# Entries provided start

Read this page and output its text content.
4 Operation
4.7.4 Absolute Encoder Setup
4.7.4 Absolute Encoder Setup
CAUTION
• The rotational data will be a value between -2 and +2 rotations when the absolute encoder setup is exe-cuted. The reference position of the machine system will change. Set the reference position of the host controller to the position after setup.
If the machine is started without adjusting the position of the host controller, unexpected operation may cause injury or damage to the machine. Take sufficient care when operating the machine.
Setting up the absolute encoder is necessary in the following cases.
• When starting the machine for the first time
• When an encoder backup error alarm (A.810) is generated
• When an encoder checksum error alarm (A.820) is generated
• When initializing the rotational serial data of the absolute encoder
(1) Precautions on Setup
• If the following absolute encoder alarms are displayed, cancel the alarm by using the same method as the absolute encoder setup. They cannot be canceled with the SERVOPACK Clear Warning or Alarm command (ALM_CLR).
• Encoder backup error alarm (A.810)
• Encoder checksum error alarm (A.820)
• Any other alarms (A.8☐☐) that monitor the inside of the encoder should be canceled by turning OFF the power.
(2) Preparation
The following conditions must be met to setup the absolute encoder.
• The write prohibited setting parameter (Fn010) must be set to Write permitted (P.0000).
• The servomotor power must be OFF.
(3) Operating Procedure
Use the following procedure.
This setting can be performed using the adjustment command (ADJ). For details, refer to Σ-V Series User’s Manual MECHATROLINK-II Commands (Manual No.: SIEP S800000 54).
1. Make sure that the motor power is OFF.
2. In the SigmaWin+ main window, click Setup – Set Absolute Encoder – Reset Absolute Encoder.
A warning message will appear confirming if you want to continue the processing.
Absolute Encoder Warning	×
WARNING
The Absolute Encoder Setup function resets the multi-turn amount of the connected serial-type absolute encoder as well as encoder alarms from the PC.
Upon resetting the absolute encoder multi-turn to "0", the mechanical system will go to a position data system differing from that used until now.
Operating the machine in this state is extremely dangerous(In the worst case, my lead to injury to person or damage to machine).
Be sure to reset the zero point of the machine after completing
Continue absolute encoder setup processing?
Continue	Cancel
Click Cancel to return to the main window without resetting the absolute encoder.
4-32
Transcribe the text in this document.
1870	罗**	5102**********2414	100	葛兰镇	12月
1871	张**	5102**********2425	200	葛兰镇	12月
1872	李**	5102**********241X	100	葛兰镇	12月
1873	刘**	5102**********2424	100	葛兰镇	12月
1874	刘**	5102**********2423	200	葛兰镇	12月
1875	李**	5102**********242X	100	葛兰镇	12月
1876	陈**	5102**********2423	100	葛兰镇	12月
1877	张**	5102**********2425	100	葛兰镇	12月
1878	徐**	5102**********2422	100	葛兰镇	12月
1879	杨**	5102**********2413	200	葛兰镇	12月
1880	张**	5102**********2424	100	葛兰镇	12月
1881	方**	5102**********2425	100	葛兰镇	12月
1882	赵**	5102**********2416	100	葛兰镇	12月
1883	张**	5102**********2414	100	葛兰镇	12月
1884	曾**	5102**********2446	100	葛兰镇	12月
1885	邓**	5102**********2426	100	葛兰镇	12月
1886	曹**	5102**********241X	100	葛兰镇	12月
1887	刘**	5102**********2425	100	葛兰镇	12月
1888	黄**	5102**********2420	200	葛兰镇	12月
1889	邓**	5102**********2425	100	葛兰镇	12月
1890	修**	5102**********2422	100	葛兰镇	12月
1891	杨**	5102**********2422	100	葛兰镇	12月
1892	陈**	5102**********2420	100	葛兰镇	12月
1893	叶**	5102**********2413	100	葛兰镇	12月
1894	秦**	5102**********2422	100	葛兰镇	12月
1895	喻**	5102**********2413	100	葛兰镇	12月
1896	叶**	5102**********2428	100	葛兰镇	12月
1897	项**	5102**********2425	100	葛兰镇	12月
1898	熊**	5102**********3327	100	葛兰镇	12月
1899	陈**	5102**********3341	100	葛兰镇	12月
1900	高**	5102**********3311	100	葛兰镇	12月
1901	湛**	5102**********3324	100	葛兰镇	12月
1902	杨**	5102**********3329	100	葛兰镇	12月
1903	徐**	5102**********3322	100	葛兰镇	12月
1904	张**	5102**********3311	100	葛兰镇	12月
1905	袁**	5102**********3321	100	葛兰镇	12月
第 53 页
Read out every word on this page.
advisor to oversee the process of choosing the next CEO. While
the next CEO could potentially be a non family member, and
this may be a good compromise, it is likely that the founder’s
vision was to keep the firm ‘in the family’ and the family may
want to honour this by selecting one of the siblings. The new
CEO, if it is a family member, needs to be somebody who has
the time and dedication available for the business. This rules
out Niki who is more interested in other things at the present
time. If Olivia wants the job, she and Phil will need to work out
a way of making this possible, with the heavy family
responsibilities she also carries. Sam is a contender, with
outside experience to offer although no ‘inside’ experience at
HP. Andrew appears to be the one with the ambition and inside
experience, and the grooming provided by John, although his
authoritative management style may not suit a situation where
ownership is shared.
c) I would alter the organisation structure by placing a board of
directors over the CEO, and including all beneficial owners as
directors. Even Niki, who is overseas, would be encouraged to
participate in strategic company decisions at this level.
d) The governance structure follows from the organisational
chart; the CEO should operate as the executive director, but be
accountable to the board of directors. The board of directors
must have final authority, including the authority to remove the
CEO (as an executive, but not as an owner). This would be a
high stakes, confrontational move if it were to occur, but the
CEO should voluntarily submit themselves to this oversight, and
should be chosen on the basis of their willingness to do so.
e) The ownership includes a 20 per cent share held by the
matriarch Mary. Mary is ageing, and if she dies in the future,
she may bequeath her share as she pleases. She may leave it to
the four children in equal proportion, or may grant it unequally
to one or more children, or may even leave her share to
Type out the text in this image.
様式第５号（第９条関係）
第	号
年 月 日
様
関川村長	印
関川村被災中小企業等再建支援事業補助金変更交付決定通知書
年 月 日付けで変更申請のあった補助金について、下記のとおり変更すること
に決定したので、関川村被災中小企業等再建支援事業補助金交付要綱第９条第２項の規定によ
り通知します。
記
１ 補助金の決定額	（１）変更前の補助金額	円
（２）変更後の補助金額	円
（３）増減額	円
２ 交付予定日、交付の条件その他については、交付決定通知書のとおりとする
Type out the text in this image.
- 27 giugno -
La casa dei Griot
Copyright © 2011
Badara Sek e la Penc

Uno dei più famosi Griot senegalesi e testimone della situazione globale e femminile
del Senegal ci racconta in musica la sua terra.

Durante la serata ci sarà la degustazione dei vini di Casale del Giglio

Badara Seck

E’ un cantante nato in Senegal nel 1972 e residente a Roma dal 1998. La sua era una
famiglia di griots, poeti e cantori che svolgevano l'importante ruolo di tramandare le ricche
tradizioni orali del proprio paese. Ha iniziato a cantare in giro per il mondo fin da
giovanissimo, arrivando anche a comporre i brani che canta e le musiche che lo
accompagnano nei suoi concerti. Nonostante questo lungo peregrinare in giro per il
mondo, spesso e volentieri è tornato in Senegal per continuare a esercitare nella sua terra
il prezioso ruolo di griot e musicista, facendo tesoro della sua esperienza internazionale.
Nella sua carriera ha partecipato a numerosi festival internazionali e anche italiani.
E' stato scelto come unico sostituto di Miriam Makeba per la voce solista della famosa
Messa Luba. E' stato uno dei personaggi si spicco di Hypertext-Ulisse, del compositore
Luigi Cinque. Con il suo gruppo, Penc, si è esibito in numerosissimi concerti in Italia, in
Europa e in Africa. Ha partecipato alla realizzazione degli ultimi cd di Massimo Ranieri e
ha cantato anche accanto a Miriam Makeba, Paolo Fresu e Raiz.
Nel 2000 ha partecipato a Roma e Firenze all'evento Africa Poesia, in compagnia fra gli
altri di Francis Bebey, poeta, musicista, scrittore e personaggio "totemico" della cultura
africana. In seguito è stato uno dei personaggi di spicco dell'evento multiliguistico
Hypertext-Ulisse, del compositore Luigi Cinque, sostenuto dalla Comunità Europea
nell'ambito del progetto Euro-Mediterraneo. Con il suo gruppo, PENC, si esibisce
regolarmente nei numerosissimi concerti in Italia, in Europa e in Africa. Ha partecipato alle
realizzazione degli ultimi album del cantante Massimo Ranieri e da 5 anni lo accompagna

# Entries provided end

Each line that has the word "injury" counts once. How many such lines are in the data? Give the number alone.

2